• **Exercise requirements**: List all the lines in these records that hold "values".

• **Listing**:
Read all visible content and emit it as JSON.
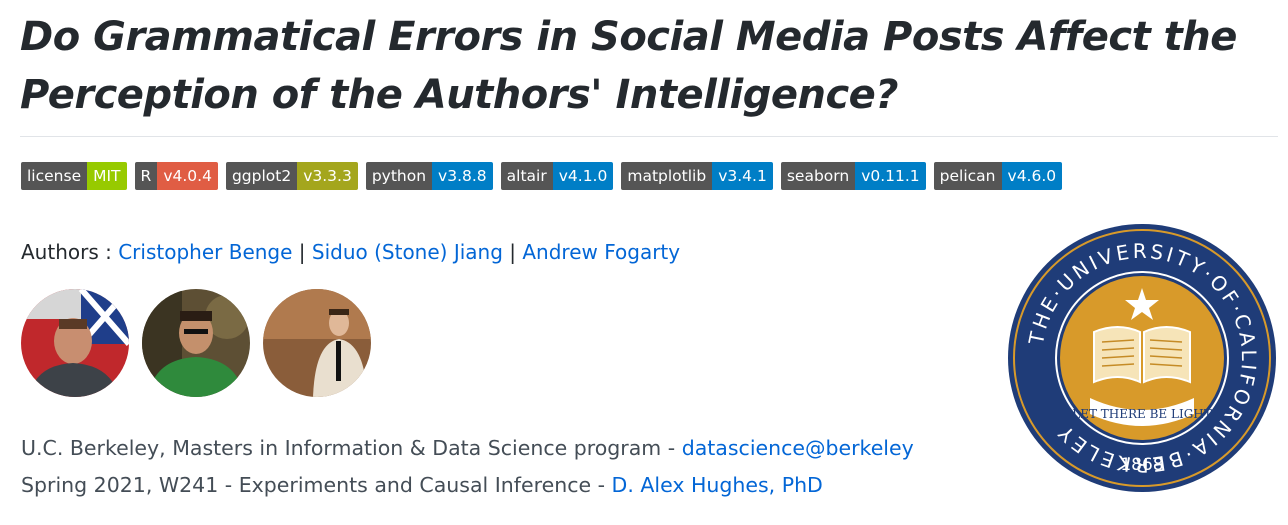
{
  "title": "Do Grammatical Errors in Social Media Posts Affect the Perception of the Authors' Intelligence?",
  "badges": [
    {
      "label": "license",
      "value": "MIT",
      "color": "#97ca00"
    },
    {
      "label": "R",
      "value": "v4.0.4",
      "color": "#e05d44"
    },
    {
      "label": "ggplot2",
      "value": "v3.3.3",
      "color": "#a4a61d"
    },
    {
      "label": "python",
      "value": "v3.8.8",
      "color": "#007ec6"
    },
    {
      "label": "altair",
      "value": "v4.1.0",
      "color": "#007ec6"
    },
    {
      "label": "matplotlib",
      "value": "v3.4.1",
      "color": "#007ec6"
    },
    {
      "label": "seaborn",
      "value": "v0.11.1",
      "color": "#007ec6"
    },
    {
      "label": "pelican",
      "value": "v4.6.0",
      "color": "#007ec6"
    }
  ],
  "authors": {
    "label": "Authors :",
    "names": [
      "Cristopher Benge",
      "Siduo (Stone) Jiang",
      "Andrew Fogarty"
    ],
    "separator": "|"
  },
  "info": {
    "line1_text": "U.C. Berkeley, Masters in Information & Data Science program - ",
    "line1_link": "datascience@berkeley",
    "line2_text": "Spring 2021, W241 - Experiments and Causal Inference - ",
    "line2_link": "D. Alex Hughes, PhD"
  },
  "seal": {
    "ring_text": "THE·UNIVERSITY·OF·CALIFORNIA·BERKELEY",
    "motto": "LET THERE BE LIGHT",
    "year": "1868",
    "ring_color": "#1f3c78",
    "gold_color": "#d89a2a"
  }
}
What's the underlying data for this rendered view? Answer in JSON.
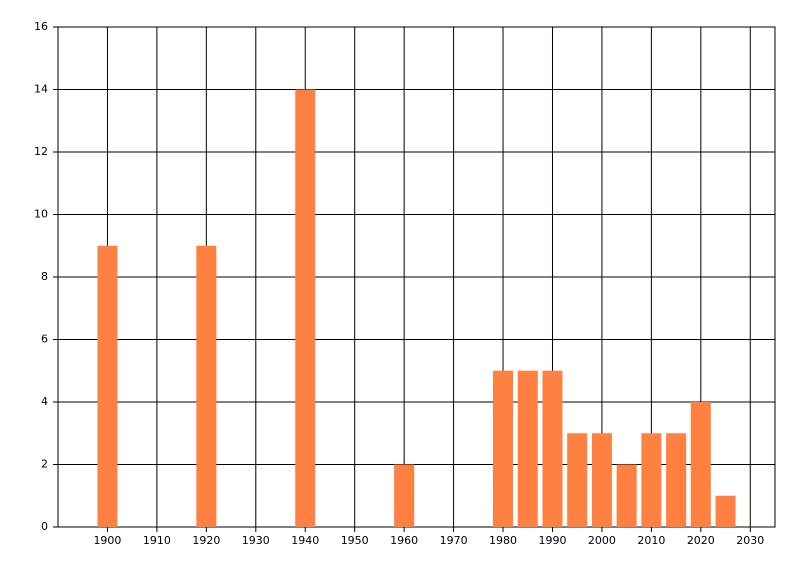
{
  "chart_data": {
    "type": "bar",
    "x": [
      1900,
      1920,
      1940,
      1960,
      1980,
      1985,
      1990,
      1995,
      2000,
      2005,
      2010,
      2015,
      2020,
      2025
    ],
    "values": [
      9,
      9,
      14,
      2,
      5,
      5,
      5,
      3,
      3,
      2,
      3,
      3,
      4,
      1
    ],
    "color": "#ff8040",
    "xlim": [
      1890,
      2035
    ],
    "xticks": [
      1900,
      1910,
      1920,
      1930,
      1940,
      1950,
      1960,
      1970,
      1980,
      1990,
      2000,
      2010,
      2020,
      2030
    ],
    "ylim": [
      0,
      16
    ],
    "yticks": [
      0,
      2,
      4,
      6,
      8,
      10,
      12,
      14,
      16
    ],
    "grid": true
  }
}
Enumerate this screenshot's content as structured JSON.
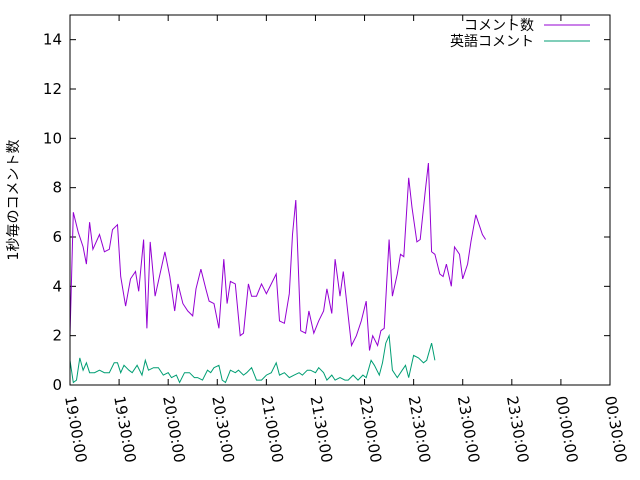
{
  "chart_data": {
    "type": "line",
    "ylabel": "1秒毎のコメント数",
    "xlabel": "",
    "title": "",
    "ylim": [
      0,
      15
    ],
    "yticks": [
      0,
      2,
      4,
      6,
      8,
      10,
      12,
      14
    ],
    "xlim": [
      "19:00:00",
      "00:30:00"
    ],
    "xticks": [
      "19:00:00",
      "19:30:00",
      "20:00:00",
      "20:30:00",
      "21:00:00",
      "21:30:00",
      "22:00:00",
      "22:30:00",
      "23:00:00",
      "23:30:00",
      "00:00:00",
      "00:30:00"
    ],
    "grid": false,
    "legend_position": "top-right",
    "series": [
      {
        "name": "コメント数",
        "color": "#9400d3",
        "values": [
          [
            "19:00:00",
            2.0
          ],
          [
            "19:02:00",
            7.0
          ],
          [
            "19:05:00",
            6.2
          ],
          [
            "19:08:00",
            5.6
          ],
          [
            "19:10:00",
            4.9
          ],
          [
            "19:12:00",
            6.6
          ],
          [
            "19:14:00",
            5.5
          ],
          [
            "19:18:00",
            6.1
          ],
          [
            "19:21:00",
            5.4
          ],
          [
            "19:24:00",
            5.5
          ],
          [
            "19:26:00",
            6.3
          ],
          [
            "19:29:00",
            6.5
          ],
          [
            "19:31:00",
            4.4
          ],
          [
            "19:34:00",
            3.2
          ],
          [
            "19:37:00",
            4.3
          ],
          [
            "19:40:00",
            4.6
          ],
          [
            "19:42:00",
            3.8
          ],
          [
            "19:45:00",
            5.9
          ],
          [
            "19:47:00",
            2.3
          ],
          [
            "19:49:00",
            5.8
          ],
          [
            "19:52:00",
            3.6
          ],
          [
            "19:55:00",
            4.5
          ],
          [
            "19:58:00",
            5.4
          ],
          [
            "20:01:00",
            4.4
          ],
          [
            "20:04:00",
            3.0
          ],
          [
            "20:06:00",
            4.1
          ],
          [
            "20:09:00",
            3.3
          ],
          [
            "20:12:00",
            3.0
          ],
          [
            "20:15:00",
            2.8
          ],
          [
            "20:17:00",
            3.9
          ],
          [
            "20:20:00",
            4.7
          ],
          [
            "20:23:00",
            3.9
          ],
          [
            "20:25:00",
            3.4
          ],
          [
            "20:28:00",
            3.3
          ],
          [
            "20:31:00",
            2.3
          ],
          [
            "20:34:00",
            5.1
          ],
          [
            "20:36:00",
            3.3
          ],
          [
            "20:38:00",
            4.2
          ],
          [
            "20:41:00",
            4.1
          ],
          [
            "20:44:00",
            2.0
          ],
          [
            "20:46:00",
            2.1
          ],
          [
            "20:49:00",
            4.1
          ],
          [
            "20:51:00",
            3.6
          ],
          [
            "20:54:00",
            3.6
          ],
          [
            "20:57:00",
            4.1
          ],
          [
            "21:00:00",
            3.7
          ],
          [
            "21:03:00",
            4.1
          ],
          [
            "21:06:00",
            4.5
          ],
          [
            "21:08:00",
            2.6
          ],
          [
            "21:11:00",
            2.5
          ],
          [
            "21:14:00",
            3.7
          ],
          [
            "21:16:00",
            6.1
          ],
          [
            "21:18:00",
            7.5
          ],
          [
            "21:21:00",
            2.2
          ],
          [
            "21:24:00",
            2.1
          ],
          [
            "21:26:00",
            3.0
          ],
          [
            "21:29:00",
            2.1
          ],
          [
            "21:32:00",
            2.6
          ],
          [
            "21:35:00",
            3.0
          ],
          [
            "21:37:00",
            3.9
          ],
          [
            "21:40:00",
            2.9
          ],
          [
            "21:42:00",
            5.1
          ],
          [
            "21:45:00",
            3.6
          ],
          [
            "21:47:00",
            4.6
          ],
          [
            "21:50:00",
            2.8
          ],
          [
            "21:52:00",
            1.6
          ],
          [
            "21:55:00",
            2.0
          ],
          [
            "21:58:00",
            2.6
          ],
          [
            "22:01:00",
            3.4
          ],
          [
            "22:03:00",
            1.4
          ],
          [
            "22:05:00",
            2.0
          ],
          [
            "22:08:00",
            1.6
          ],
          [
            "22:10:00",
            2.2
          ],
          [
            "22:12:00",
            2.3
          ],
          [
            "22:15:00",
            5.9
          ],
          [
            "22:17:00",
            3.6
          ],
          [
            "22:20:00",
            4.5
          ],
          [
            "22:22:00",
            5.3
          ],
          [
            "22:24:00",
            5.2
          ],
          [
            "22:27:00",
            8.4
          ],
          [
            "22:29:00",
            7.2
          ],
          [
            "22:32:00",
            5.8
          ],
          [
            "22:34:00",
            5.9
          ],
          [
            "22:37:00",
            7.8
          ],
          [
            "22:39:00",
            9.0
          ],
          [
            "22:41:00",
            5.4
          ],
          [
            "22:43:00",
            5.3
          ],
          [
            "22:46:00",
            4.5
          ],
          [
            "22:48:00",
            4.4
          ],
          [
            "22:50:00",
            4.9
          ],
          [
            "22:53:00",
            4.0
          ],
          [
            "22:55:00",
            5.6
          ],
          [
            "22:58:00",
            5.3
          ],
          [
            "23:00:00",
            4.3
          ],
          [
            "23:03:00",
            4.9
          ],
          [
            "23:05:00",
            5.8
          ],
          [
            "23:08:00",
            6.9
          ],
          [
            "23:10:00",
            6.5
          ],
          [
            "23:12:00",
            6.1
          ],
          [
            "23:14:00",
            5.9
          ]
        ]
      },
      {
        "name": "英語コメント",
        "color": "#009e73",
        "values": [
          [
            "19:00:00",
            1.0
          ],
          [
            "19:02:00",
            0.1
          ],
          [
            "19:04:00",
            0.2
          ],
          [
            "19:06:00",
            1.1
          ],
          [
            "19:08:00",
            0.6
          ],
          [
            "19:10:00",
            0.9
          ],
          [
            "19:12:00",
            0.5
          ],
          [
            "19:15:00",
            0.5
          ],
          [
            "19:18:00",
            0.6
          ],
          [
            "19:21:00",
            0.5
          ],
          [
            "19:24:00",
            0.5
          ],
          [
            "19:27:00",
            0.9
          ],
          [
            "19:29:00",
            0.9
          ],
          [
            "19:31:00",
            0.5
          ],
          [
            "19:33:00",
            0.8
          ],
          [
            "19:36:00",
            0.6
          ],
          [
            "19:38:00",
            0.5
          ],
          [
            "19:41:00",
            0.8
          ],
          [
            "19:44:00",
            0.4
          ],
          [
            "19:46:00",
            1.0
          ],
          [
            "19:48:00",
            0.6
          ],
          [
            "19:51:00",
            0.7
          ],
          [
            "19:54:00",
            0.7
          ],
          [
            "19:57:00",
            0.4
          ],
          [
            "20:00:00",
            0.5
          ],
          [
            "20:02:00",
            0.3
          ],
          [
            "20:05:00",
            0.4
          ],
          [
            "20:07:00",
            0.1
          ],
          [
            "20:10:00",
            0.5
          ],
          [
            "20:13:00",
            0.5
          ],
          [
            "20:16:00",
            0.3
          ],
          [
            "20:18:00",
            0.3
          ],
          [
            "20:21:00",
            0.2
          ],
          [
            "20:24:00",
            0.6
          ],
          [
            "20:26:00",
            0.5
          ],
          [
            "20:28:00",
            0.7
          ],
          [
            "20:31:00",
            0.8
          ],
          [
            "20:33:00",
            0.2
          ],
          [
            "20:35:00",
            0.1
          ],
          [
            "20:38:00",
            0.6
          ],
          [
            "20:41:00",
            0.5
          ],
          [
            "20:43:00",
            0.6
          ],
          [
            "20:46:00",
            0.4
          ],
          [
            "20:48:00",
            0.5
          ],
          [
            "20:51:00",
            0.7
          ],
          [
            "20:54:00",
            0.2
          ],
          [
            "20:57:00",
            0.2
          ],
          [
            "21:00:00",
            0.4
          ],
          [
            "21:03:00",
            0.5
          ],
          [
            "21:06:00",
            0.9
          ],
          [
            "21:08:00",
            0.4
          ],
          [
            "21:11:00",
            0.5
          ],
          [
            "21:14:00",
            0.3
          ],
          [
            "21:17:00",
            0.4
          ],
          [
            "21:20:00",
            0.5
          ],
          [
            "21:22:00",
            0.4
          ],
          [
            "21:25:00",
            0.6
          ],
          [
            "21:27:00",
            0.6
          ],
          [
            "21:30:00",
            0.5
          ],
          [
            "21:32:00",
            0.7
          ],
          [
            "21:35:00",
            0.5
          ],
          [
            "21:37:00",
            0.2
          ],
          [
            "21:40:00",
            0.4
          ],
          [
            "21:42:00",
            0.2
          ],
          [
            "21:45:00",
            0.3
          ],
          [
            "21:48:00",
            0.2
          ],
          [
            "21:50:00",
            0.2
          ],
          [
            "21:53:00",
            0.4
          ],
          [
            "21:56:00",
            0.2
          ],
          [
            "21:59:00",
            0.4
          ],
          [
            "22:01:00",
            0.3
          ],
          [
            "22:04:00",
            1.0
          ],
          [
            "22:06:00",
            0.8
          ],
          [
            "22:09:00",
            0.4
          ],
          [
            "22:11:00",
            0.9
          ],
          [
            "22:13:00",
            1.7
          ],
          [
            "22:15:00",
            2.0
          ],
          [
            "22:17:00",
            0.6
          ],
          [
            "22:20:00",
            0.3
          ],
          [
            "22:23:00",
            0.6
          ],
          [
            "22:25:00",
            0.8
          ],
          [
            "22:27:00",
            0.3
          ],
          [
            "22:30:00",
            1.2
          ],
          [
            "22:33:00",
            1.1
          ],
          [
            "22:36:00",
            0.9
          ],
          [
            "22:38:00",
            1.0
          ],
          [
            "22:41:00",
            1.7
          ],
          [
            "22:43:00",
            1.0
          ]
        ]
      }
    ]
  }
}
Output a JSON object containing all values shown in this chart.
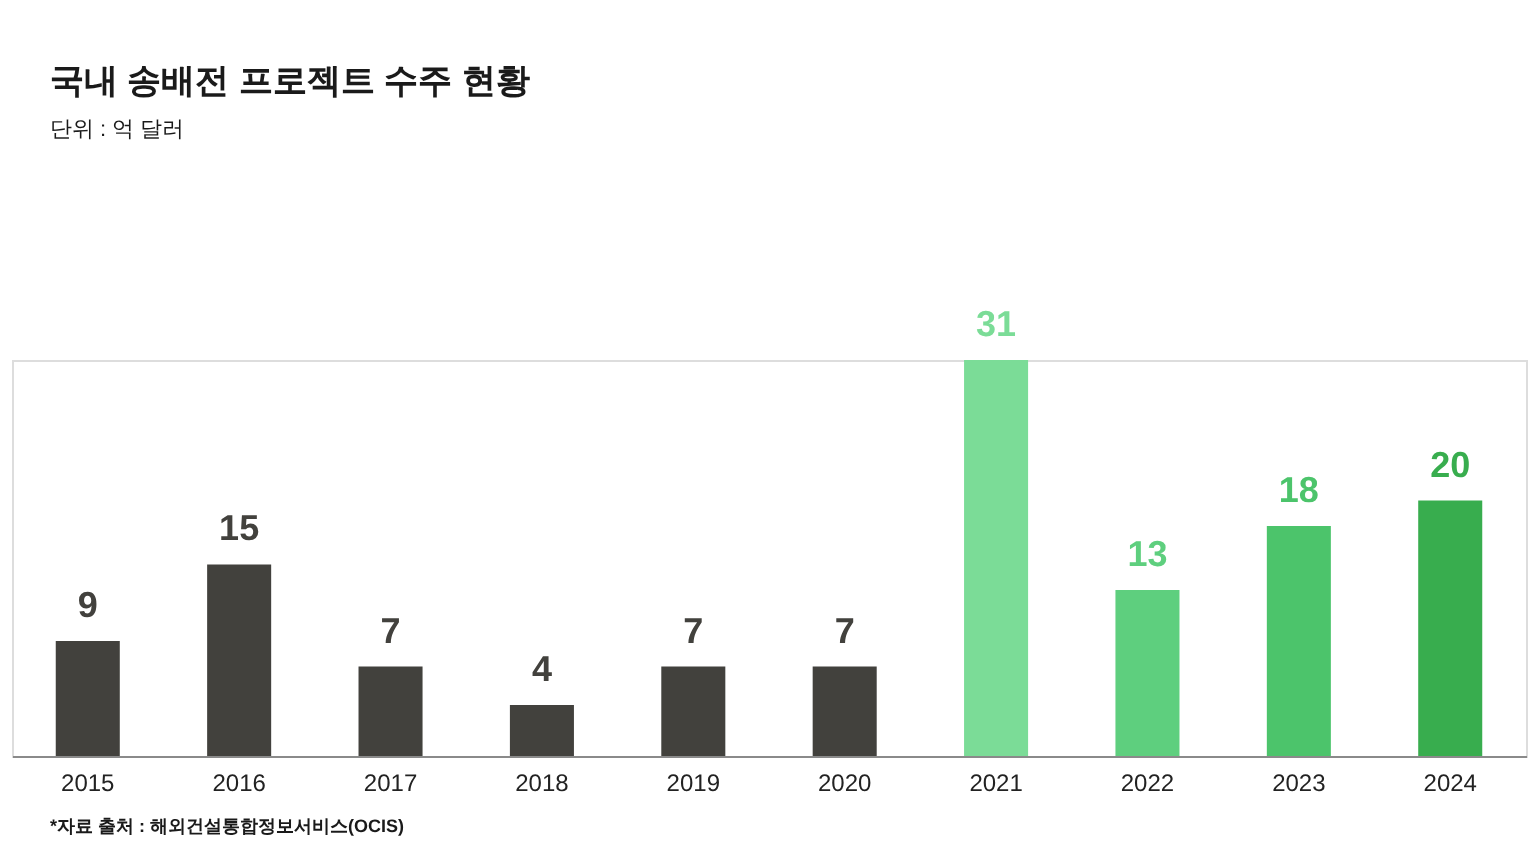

• **Exercise solution**:
    "values": [
        "values": [
        "values": [
Output a JSON object containing all values shown in this chart.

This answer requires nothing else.